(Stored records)
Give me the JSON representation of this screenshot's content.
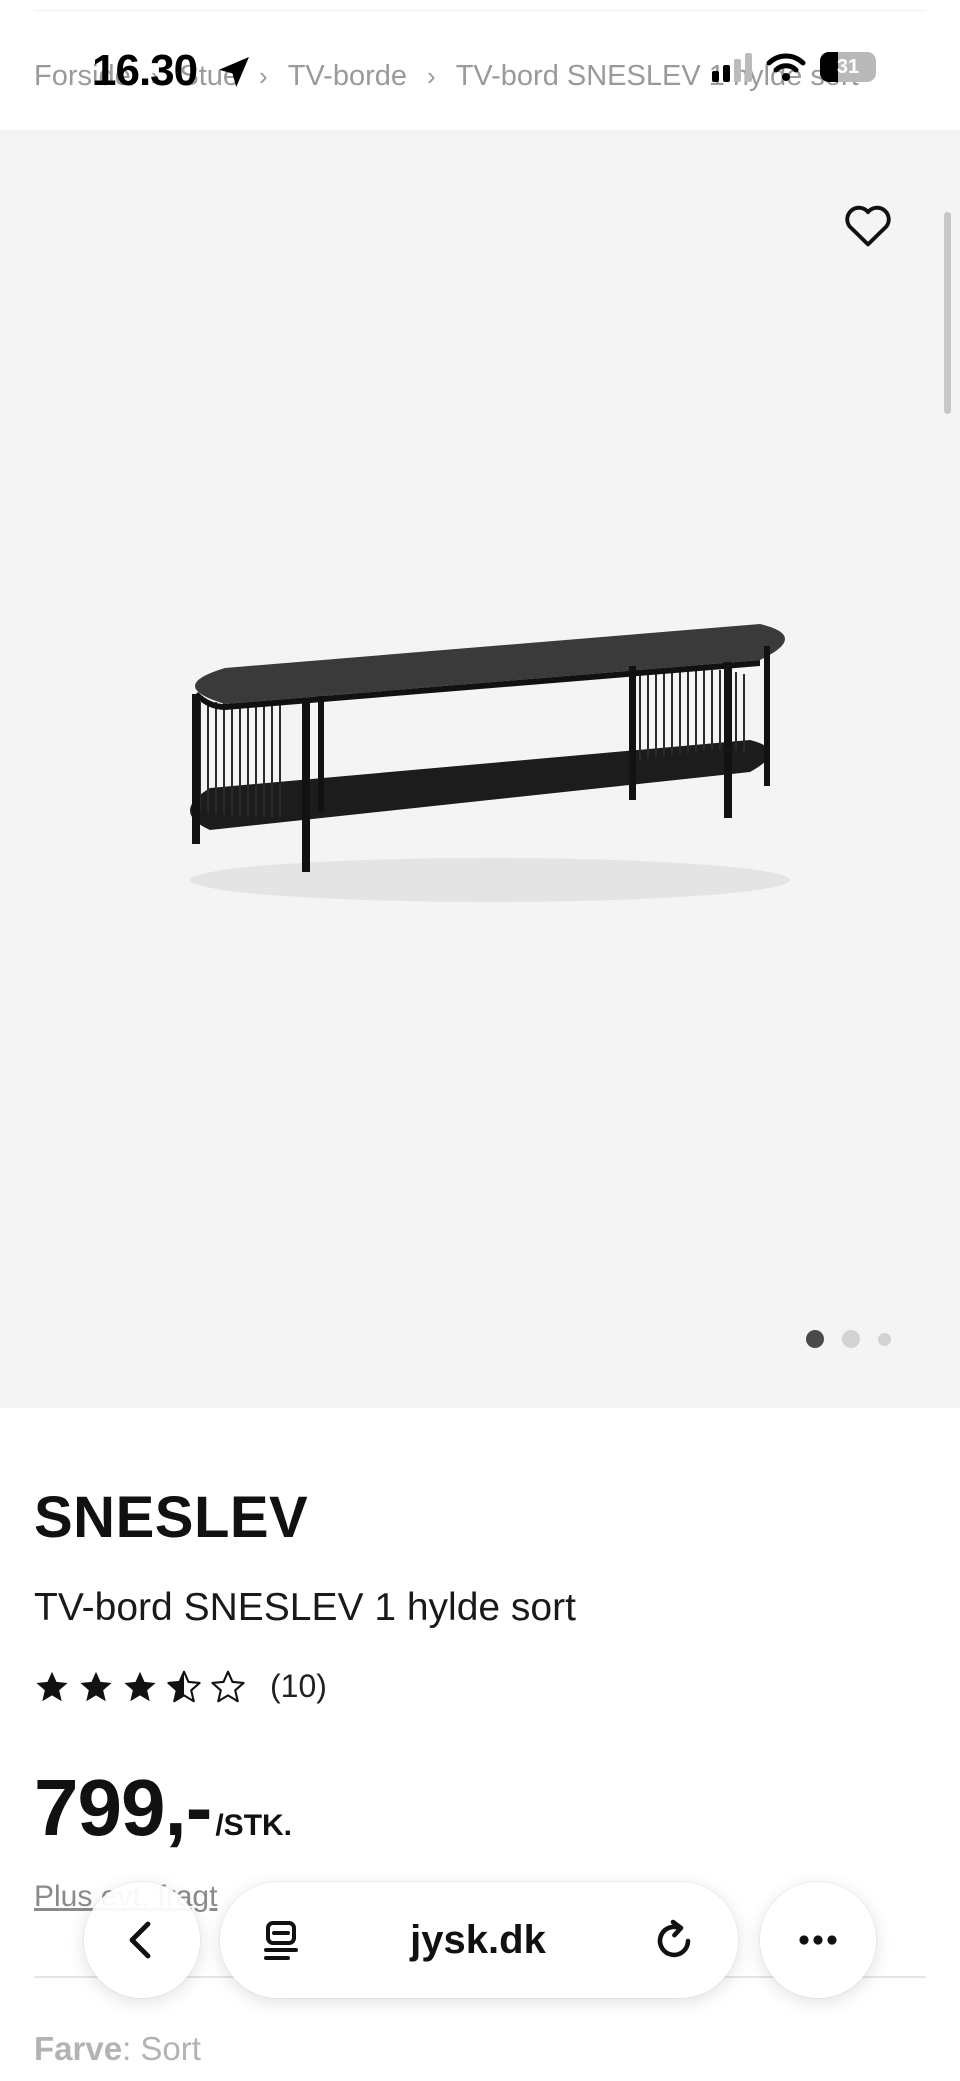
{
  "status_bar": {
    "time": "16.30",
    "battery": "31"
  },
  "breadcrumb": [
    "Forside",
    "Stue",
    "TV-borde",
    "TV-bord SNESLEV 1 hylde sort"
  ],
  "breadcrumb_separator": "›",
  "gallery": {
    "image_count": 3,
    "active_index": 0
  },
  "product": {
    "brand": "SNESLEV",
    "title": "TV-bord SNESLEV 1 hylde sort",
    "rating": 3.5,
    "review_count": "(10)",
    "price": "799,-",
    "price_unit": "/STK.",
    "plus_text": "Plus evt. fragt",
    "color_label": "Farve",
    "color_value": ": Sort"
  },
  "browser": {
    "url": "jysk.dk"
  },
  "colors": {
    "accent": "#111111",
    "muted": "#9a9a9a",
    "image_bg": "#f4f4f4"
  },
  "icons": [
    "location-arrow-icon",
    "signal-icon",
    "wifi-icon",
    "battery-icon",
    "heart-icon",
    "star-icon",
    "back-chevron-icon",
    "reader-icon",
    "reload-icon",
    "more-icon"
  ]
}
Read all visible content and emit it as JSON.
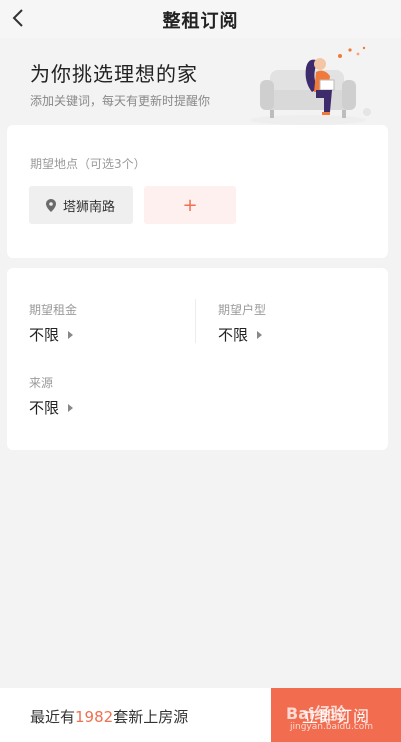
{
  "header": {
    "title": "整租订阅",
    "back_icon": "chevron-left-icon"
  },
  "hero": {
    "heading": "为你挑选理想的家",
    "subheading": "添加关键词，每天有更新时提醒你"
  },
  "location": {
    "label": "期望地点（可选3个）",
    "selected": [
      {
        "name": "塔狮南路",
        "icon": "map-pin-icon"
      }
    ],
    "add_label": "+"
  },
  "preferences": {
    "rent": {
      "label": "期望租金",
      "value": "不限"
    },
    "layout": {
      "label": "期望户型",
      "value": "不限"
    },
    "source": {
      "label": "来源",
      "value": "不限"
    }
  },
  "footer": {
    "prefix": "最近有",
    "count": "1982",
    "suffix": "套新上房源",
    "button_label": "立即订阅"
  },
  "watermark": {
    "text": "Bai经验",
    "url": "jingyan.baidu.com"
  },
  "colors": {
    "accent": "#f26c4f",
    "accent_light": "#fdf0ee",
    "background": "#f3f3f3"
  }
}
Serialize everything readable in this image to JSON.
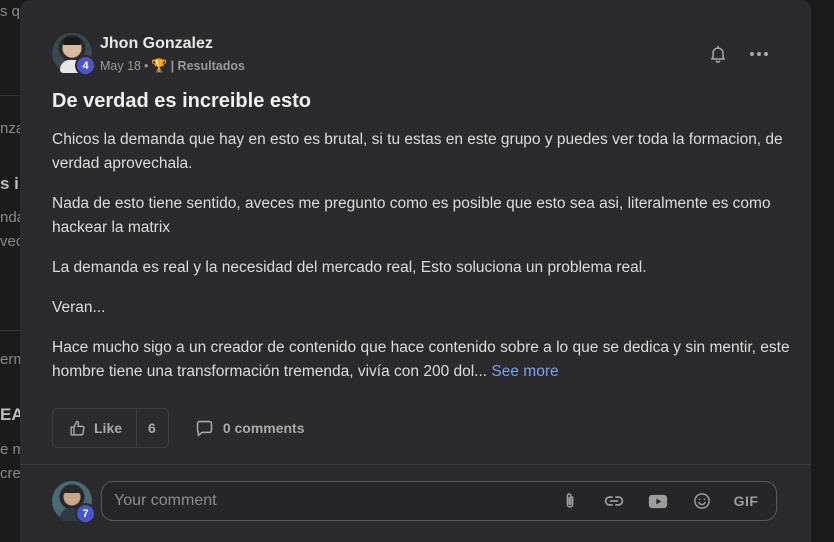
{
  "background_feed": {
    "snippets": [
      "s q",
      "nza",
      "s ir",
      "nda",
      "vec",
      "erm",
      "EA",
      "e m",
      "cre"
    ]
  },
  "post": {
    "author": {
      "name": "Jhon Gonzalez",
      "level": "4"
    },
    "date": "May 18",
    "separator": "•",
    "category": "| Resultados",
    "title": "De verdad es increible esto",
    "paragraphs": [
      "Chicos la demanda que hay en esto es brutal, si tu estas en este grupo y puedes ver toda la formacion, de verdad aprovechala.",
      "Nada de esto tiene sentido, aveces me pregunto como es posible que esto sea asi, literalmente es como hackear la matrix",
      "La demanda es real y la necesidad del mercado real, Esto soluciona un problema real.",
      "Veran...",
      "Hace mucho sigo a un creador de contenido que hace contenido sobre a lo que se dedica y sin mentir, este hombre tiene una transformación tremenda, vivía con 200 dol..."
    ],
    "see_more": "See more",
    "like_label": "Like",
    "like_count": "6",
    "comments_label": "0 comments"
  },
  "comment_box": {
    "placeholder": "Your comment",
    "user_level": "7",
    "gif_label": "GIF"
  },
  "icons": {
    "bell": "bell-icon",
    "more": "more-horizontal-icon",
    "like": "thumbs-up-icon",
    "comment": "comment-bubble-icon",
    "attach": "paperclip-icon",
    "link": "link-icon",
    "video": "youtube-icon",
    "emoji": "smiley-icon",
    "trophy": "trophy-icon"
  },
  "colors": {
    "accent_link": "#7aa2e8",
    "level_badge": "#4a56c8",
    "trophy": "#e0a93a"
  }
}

> **The task**
Write out the lines of the material from the one containing "Serialize everything readable" through the last, exactly and only those. Leave every picture out.

> **Response below**
Serialize everything readable in this image to JSON.
{
  "background_feed": {
    "snippets": [
      "s q",
      "nza",
      "s ir",
      "nda",
      "vec",
      "erm",
      "EA",
      "e m",
      "cre"
    ]
  },
  "post": {
    "author": {
      "name": "Jhon Gonzalez",
      "level": "4"
    },
    "date": "May 18",
    "separator": "•",
    "category": "| Resultados",
    "title": "De verdad es increible esto",
    "paragraphs": [
      "Chicos la demanda que hay en esto es brutal, si tu estas en este grupo y puedes ver toda la formacion, de verdad aprovechala.",
      "Nada de esto tiene sentido, aveces me pregunto como es posible que esto sea asi, literalmente es como hackear la matrix",
      "La demanda es real y la necesidad del mercado real, Esto soluciona un problema real.",
      "Veran...",
      "Hace mucho sigo a un creador de contenido que hace contenido sobre a lo que se dedica y sin mentir, este hombre tiene una transformación tremenda, vivía con 200 dol..."
    ],
    "see_more": "See more",
    "like_label": "Like",
    "like_count": "6",
    "comments_label": "0 comments"
  },
  "comment_box": {
    "placeholder": "Your comment",
    "user_level": "7",
    "gif_label": "GIF"
  },
  "icons": {
    "bell": "bell-icon",
    "more": "more-horizontal-icon",
    "like": "thumbs-up-icon",
    "comment": "comment-bubble-icon",
    "attach": "paperclip-icon",
    "link": "link-icon",
    "video": "youtube-icon",
    "emoji": "smiley-icon",
    "trophy": "trophy-icon"
  },
  "colors": {
    "accent_link": "#7aa2e8",
    "level_badge": "#4a56c8",
    "trophy": "#e0a93a"
  }
}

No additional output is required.